___ AVAILABLE RECORDS

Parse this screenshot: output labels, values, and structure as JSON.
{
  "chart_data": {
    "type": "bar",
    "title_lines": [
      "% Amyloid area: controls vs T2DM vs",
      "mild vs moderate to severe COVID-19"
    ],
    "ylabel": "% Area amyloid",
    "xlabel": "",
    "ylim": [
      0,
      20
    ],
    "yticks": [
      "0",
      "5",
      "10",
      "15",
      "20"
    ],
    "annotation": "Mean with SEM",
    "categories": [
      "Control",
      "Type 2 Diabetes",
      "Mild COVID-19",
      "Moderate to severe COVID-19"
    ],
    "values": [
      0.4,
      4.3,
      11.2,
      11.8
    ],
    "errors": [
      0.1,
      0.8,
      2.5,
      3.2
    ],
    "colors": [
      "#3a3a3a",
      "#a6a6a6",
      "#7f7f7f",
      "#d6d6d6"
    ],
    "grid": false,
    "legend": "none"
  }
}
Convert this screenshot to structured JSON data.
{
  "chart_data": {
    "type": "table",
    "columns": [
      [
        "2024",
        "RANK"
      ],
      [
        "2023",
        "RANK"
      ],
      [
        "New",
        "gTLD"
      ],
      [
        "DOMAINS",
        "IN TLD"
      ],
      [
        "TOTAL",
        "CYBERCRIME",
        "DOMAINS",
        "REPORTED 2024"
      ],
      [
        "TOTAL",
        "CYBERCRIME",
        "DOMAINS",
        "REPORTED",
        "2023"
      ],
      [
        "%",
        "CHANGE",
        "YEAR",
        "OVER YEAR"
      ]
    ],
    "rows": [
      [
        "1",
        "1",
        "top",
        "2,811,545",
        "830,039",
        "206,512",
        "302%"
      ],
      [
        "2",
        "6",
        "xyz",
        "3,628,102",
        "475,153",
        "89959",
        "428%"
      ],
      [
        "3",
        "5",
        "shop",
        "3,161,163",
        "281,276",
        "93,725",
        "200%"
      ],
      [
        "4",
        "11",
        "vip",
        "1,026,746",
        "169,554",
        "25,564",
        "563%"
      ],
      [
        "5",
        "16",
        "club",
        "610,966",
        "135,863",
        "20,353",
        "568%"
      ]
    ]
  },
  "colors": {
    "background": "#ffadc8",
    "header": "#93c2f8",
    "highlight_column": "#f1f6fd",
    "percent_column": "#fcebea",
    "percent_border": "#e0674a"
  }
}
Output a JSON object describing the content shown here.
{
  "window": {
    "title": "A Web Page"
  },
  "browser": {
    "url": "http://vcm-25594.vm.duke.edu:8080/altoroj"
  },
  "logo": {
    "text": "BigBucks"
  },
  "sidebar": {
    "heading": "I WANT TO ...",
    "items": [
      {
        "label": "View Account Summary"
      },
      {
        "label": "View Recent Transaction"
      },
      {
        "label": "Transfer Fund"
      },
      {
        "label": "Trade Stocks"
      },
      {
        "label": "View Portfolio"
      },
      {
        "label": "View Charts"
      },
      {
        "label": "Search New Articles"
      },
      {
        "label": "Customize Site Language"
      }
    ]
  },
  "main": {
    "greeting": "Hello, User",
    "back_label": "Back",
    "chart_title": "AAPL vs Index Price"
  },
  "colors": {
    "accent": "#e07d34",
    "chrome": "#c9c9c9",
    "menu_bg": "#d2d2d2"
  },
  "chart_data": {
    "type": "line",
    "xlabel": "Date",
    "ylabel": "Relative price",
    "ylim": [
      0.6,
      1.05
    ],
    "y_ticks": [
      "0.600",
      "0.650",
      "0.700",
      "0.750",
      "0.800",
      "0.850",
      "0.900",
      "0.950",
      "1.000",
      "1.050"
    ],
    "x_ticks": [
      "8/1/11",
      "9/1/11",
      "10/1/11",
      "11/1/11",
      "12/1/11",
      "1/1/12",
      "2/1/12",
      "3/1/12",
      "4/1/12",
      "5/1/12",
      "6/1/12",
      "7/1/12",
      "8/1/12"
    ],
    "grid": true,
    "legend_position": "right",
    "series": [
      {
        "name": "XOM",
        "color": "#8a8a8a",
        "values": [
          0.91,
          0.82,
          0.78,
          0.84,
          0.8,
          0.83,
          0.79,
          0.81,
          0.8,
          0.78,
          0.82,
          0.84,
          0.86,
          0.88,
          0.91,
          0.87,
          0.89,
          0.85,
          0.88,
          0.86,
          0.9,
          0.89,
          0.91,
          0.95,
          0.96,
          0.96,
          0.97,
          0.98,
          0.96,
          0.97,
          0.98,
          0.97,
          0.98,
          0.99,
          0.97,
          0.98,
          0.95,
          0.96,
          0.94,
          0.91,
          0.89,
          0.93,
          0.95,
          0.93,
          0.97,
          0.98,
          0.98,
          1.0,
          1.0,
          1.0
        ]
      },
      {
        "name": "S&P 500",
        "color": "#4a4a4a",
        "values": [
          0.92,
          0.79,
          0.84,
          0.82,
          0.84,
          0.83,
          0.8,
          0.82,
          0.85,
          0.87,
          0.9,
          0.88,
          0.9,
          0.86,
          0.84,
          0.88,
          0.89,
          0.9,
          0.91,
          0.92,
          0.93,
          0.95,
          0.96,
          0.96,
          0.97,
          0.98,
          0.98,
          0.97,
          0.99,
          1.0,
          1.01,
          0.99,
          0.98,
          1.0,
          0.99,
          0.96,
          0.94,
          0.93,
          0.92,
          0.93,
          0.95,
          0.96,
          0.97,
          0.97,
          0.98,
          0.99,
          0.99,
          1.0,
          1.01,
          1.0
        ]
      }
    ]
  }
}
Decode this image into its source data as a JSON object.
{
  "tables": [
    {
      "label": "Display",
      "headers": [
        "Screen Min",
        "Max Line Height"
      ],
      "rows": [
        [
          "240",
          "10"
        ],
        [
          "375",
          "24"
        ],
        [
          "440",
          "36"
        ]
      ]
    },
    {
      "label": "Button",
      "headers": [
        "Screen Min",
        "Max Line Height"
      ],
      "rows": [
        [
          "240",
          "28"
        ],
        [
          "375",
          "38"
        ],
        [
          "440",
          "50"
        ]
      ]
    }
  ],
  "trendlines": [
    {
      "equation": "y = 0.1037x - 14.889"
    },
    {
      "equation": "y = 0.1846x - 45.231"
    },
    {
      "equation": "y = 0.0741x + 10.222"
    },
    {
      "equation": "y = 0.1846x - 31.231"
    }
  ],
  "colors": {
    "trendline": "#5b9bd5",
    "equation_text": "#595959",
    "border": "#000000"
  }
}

______

PROMPT
Reproduce the material exactly, with every line intact.

RESULT OF THIS EXERCISE
Parse this screenshot: output labels, values, and structure as JSON.
{
  "chart_data": {
    "type": "bar",
    "title_lines": [
      "% Amyloid area: controls vs T2DM vs",
      "mild vs moderate to severe COVID-19"
    ],
    "ylabel": "% Area amyloid",
    "xlabel": "",
    "ylim": [
      0,
      20
    ],
    "yticks": [
      "0",
      "5",
      "10",
      "15",
      "20"
    ],
    "annotation": "Mean with SEM",
    "categories": [
      "Control",
      "Type 2 Diabetes",
      "Mild COVID-19",
      "Moderate to severe COVID-19"
    ],
    "values": [
      0.4,
      4.3,
      11.2,
      11.8
    ],
    "errors": [
      0.1,
      0.8,
      2.5,
      3.2
    ],
    "colors": [
      "#3a3a3a",
      "#a6a6a6",
      "#7f7f7f",
      "#d6d6d6"
    ],
    "grid": false,
    "legend": "none"
  }
}
Convert this screenshot to structured JSON data.
{
  "chart_data": {
    "type": "table",
    "columns": [
      [
        "2024",
        "RANK"
      ],
      [
        "2023",
        "RANK"
      ],
      [
        "New",
        "gTLD"
      ],
      [
        "DOMAINS",
        "IN TLD"
      ],
      [
        "TOTAL",
        "CYBERCRIME",
        "DOMAINS",
        "REPORTED 2024"
      ],
      [
        "TOTAL",
        "CYBERCRIME",
        "DOMAINS",
        "REPORTED",
        "2023"
      ],
      [
        "%",
        "CHANGE",
        "YEAR",
        "OVER YEAR"
      ]
    ],
    "rows": [
      [
        "1",
        "1",
        "top",
        "2,811,545",
        "830,039",
        "206,512",
        "302%"
      ],
      [
        "2",
        "6",
        "xyz",
        "3,628,102",
        "475,153",
        "89959",
        "428%"
      ],
      [
        "3",
        "5",
        "shop",
        "3,161,163",
        "281,276",
        "93,725",
        "200%"
      ],
      [
        "4",
        "11",
        "vip",
        "1,026,746",
        "169,554",
        "25,564",
        "563%"
      ],
      [
        "5",
        "16",
        "club",
        "610,966",
        "135,863",
        "20,353",
        "568%"
      ]
    ]
  },
  "colors": {
    "background": "#ffadc8",
    "header": "#93c2f8",
    "highlight_column": "#f1f6fd",
    "percent_column": "#fcebea",
    "percent_border": "#e0674a"
  }
}
Output a JSON object describing the content shown here.
{
  "window": {
    "title": "A Web Page"
  },
  "browser": {
    "url": "http://vcm-25594.vm.duke.edu:8080/altoroj"
  },
  "logo": {
    "text": "BigBucks"
  },
  "sidebar": {
    "heading": "I WANT TO ...",
    "items": [
      {
        "label": "View Account Summary"
      },
      {
        "label": "View Recent Transaction"
      },
      {
        "label": "Transfer Fund"
      },
      {
        "label": "Trade Stocks"
      },
      {
        "label": "View Portfolio"
      },
      {
        "label": "View Charts"
      },
      {
        "label": "Search New Articles"
      },
      {
        "label": "Customize Site Language"
      }
    ]
  },
  "main": {
    "greeting": "Hello, User",
    "back_label": "Back",
    "chart_title": "AAPL vs Index Price"
  },
  "colors": {
    "accent": "#e07d34",
    "chrome": "#c9c9c9",
    "menu_bg": "#d2d2d2"
  },
  "chart_data": {
    "type": "line",
    "xlabel": "Date",
    "ylabel": "Relative price",
    "ylim": [
      0.6,
      1.05
    ],
    "y_ticks": [
      "0.600",
      "0.650",
      "0.700",
      "0.750",
      "0.800",
      "0.850",
      "0.900",
      "0.950",
      "1.000",
      "1.050"
    ],
    "x_ticks": [
      "8/1/11",
      "9/1/11",
      "10/1/11",
      "11/1/11",
      "12/1/11",
      "1/1/12",
      "2/1/12",
      "3/1/12",
      "4/1/12",
      "5/1/12",
      "6/1/12",
      "7/1/12",
      "8/1/12"
    ],
    "grid": true,
    "legend_position": "right",
    "series": [
      {
        "name": "XOM",
        "color": "#8a8a8a",
        "values": [
          0.91,
          0.82,
          0.78,
          0.84,
          0.8,
          0.83,
          0.79,
          0.81,
          0.8,
          0.78,
          0.82,
          0.84,
          0.86,
          0.88,
          0.91,
          0.87,
          0.89,
          0.85,
          0.88,
          0.86,
          0.9,
          0.89,
          0.91,
          0.95,
          0.96,
          0.96,
          0.97,
          0.98,
          0.96,
          0.97,
          0.98,
          0.97,
          0.98,
          0.99,
          0.97,
          0.98,
          0.95,
          0.96,
          0.94,
          0.91,
          0.89,
          0.93,
          0.95,
          0.93,
          0.97,
          0.98,
          0.98,
          1.0,
          1.0,
          1.0
        ]
      },
      {
        "name": "S&P 500",
        "color": "#4a4a4a",
        "values": [
          0.92,
          0.79,
          0.84,
          0.82,
          0.84,
          0.83,
          0.8,
          0.82,
          0.85,
          0.87,
          0.9,
          0.88,
          0.9,
          0.86,
          0.84,
          0.88,
          0.89,
          0.9,
          0.91,
          0.92,
          0.93,
          0.95,
          0.96,
          0.96,
          0.97,
          0.98,
          0.98,
          0.97,
          0.99,
          1.0,
          1.01,
          0.99,
          0.98,
          1.0,
          0.99,
          0.96,
          0.94,
          0.93,
          0.92,
          0.93,
          0.95,
          0.96,
          0.97,
          0.97,
          0.98,
          0.99,
          0.99,
          1.0,
          1.01,
          1.0
        ]
      }
    ]
  }
}
Decode this image into its source data as a JSON object.
{
  "tables": [
    {
      "label": "Display",
      "headers": [
        "Screen Min",
        "Max Line Height"
      ],
      "rows": [
        [
          "240",
          "10"
        ],
        [
          "375",
          "24"
        ],
        [
          "440",
          "36"
        ]
      ]
    },
    {
      "label": "Button",
      "headers": [
        "Screen Min",
        "Max Line Height"
      ],
      "rows": [
        [
          "240",
          "28"
        ],
        [
          "375",
          "38"
        ],
        [
          "440",
          "50"
        ]
      ]
    }
  ],
  "trendlines": [
    {
      "equation": "y = 0.1037x - 14.889"
    },
    {
      "equation": "y = 0.1846x - 45.231"
    },
    {
      "equation": "y = 0.0741x + 10.222"
    },
    {
      "equation": "y = 0.1846x - 31.231"
    }
  ],
  "colors": {
    "trendline": "#5b9bd5",
    "equation_text": "#595959",
    "border": "#000000"
  }
}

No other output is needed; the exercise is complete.